_EXERCISE PROMPT_. Print the full listing exactly.

_RECORDS SHOWN_.
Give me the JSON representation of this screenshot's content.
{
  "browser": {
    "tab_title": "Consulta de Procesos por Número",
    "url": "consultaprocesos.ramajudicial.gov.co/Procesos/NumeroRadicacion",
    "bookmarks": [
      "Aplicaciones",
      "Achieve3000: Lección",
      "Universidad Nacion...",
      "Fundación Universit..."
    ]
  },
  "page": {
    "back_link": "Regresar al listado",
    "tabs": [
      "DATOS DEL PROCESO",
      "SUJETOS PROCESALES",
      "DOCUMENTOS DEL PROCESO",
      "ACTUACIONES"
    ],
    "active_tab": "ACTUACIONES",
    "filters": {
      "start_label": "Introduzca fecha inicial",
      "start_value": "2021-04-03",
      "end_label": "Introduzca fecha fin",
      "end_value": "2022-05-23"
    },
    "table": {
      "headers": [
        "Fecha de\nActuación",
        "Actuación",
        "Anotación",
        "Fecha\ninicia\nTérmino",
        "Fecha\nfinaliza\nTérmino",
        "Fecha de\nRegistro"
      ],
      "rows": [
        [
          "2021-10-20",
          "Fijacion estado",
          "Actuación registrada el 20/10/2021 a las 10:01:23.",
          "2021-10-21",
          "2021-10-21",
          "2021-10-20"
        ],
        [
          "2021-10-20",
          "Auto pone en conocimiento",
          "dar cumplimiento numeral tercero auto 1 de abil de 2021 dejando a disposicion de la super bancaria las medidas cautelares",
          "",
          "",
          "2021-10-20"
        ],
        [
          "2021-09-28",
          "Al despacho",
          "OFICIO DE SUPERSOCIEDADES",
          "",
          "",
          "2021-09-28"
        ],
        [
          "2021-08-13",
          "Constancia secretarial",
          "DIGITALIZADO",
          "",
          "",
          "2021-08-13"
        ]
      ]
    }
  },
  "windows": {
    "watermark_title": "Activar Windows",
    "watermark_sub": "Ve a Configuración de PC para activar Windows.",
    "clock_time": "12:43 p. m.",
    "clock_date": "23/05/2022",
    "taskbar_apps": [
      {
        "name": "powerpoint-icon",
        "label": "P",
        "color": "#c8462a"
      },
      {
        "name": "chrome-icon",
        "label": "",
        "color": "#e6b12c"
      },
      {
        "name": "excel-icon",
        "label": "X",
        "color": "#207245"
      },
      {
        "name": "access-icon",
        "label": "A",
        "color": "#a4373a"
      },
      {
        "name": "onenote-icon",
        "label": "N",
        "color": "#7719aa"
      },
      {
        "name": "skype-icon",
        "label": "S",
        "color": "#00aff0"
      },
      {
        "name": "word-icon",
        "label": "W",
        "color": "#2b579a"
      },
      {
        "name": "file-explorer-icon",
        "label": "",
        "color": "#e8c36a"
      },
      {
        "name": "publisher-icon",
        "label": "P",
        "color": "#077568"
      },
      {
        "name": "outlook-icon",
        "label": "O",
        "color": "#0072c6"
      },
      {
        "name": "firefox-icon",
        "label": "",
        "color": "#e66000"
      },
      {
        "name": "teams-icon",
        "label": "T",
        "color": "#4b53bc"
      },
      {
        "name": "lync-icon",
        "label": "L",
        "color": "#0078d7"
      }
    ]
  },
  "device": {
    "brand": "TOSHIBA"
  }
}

_WRITTEN SOLUTION_.
Give me the JSON representation of this screenshot's content.
{
  "browser": {
    "tab_title": "Consulta de Procesos por Número",
    "url": "consultaprocesos.ramajudicial.gov.co/Procesos/NumeroRadicacion",
    "bookmarks": [
      "Aplicaciones",
      "Achieve3000: Lección",
      "Universidad Nacion...",
      "Fundación Universit..."
    ]
  },
  "page": {
    "back_link": "Regresar al listado",
    "tabs": [
      "DATOS DEL PROCESO",
      "SUJETOS PROCESALES",
      "DOCUMENTOS DEL PROCESO",
      "ACTUACIONES"
    ],
    "active_tab": "ACTUACIONES",
    "filters": {
      "start_label": "Introduzca fecha inicial",
      "start_value": "2021-04-03",
      "end_label": "Introduzca fecha fin",
      "end_value": "2022-05-23"
    },
    "table": {
      "headers": [
        "Fecha de\nActuación",
        "Actuación",
        "Anotación",
        "Fecha\ninicia\nTérmino",
        "Fecha\nfinaliza\nTérmino",
        "Fecha de\nRegistro"
      ],
      "rows": [
        [
          "2021-10-20",
          "Fijacion estado",
          "Actuación registrada el 20/10/2021 a las 10:01:23.",
          "2021-10-21",
          "2021-10-21",
          "2021-10-20"
        ],
        [
          "2021-10-20",
          "Auto pone en conocimiento",
          "dar cumplimiento numeral tercero auto 1 de abil de 2021 dejando a disposicion de la super bancaria las medidas cautelares",
          "",
          "",
          "2021-10-20"
        ],
        [
          "2021-09-28",
          "Al despacho",
          "OFICIO DE SUPERSOCIEDADES",
          "",
          "",
          "2021-09-28"
        ],
        [
          "2021-08-13",
          "Constancia secretarial",
          "DIGITALIZADO",
          "",
          "",
          "2021-08-13"
        ]
      ]
    }
  },
  "windows": {
    "watermark_title": "Activar Windows",
    "watermark_sub": "Ve a Configuración de PC para activar Windows.",
    "clock_time": "12:43 p. m.",
    "clock_date": "23/05/2022",
    "taskbar_apps": [
      {
        "name": "powerpoint-icon",
        "label": "P",
        "color": "#c8462a"
      },
      {
        "name": "chrome-icon",
        "label": "",
        "color": "#e6b12c"
      },
      {
        "name": "excel-icon",
        "label": "X",
        "color": "#207245"
      },
      {
        "name": "access-icon",
        "label": "A",
        "color": "#a4373a"
      },
      {
        "name": "onenote-icon",
        "label": "N",
        "color": "#7719aa"
      },
      {
        "name": "skype-icon",
        "label": "S",
        "color": "#00aff0"
      },
      {
        "name": "word-icon",
        "label": "W",
        "color": "#2b579a"
      },
      {
        "name": "file-explorer-icon",
        "label": "",
        "color": "#e8c36a"
      },
      {
        "name": "publisher-icon",
        "label": "P",
        "color": "#077568"
      },
      {
        "name": "outlook-icon",
        "label": "O",
        "color": "#0072c6"
      },
      {
        "name": "firefox-icon",
        "label": "",
        "color": "#e66000"
      },
      {
        "name": "teams-icon",
        "label": "T",
        "color": "#4b53bc"
      },
      {
        "name": "lync-icon",
        "label": "L",
        "color": "#0078d7"
      }
    ]
  },
  "device": {
    "brand": "TOSHIBA"
  }
}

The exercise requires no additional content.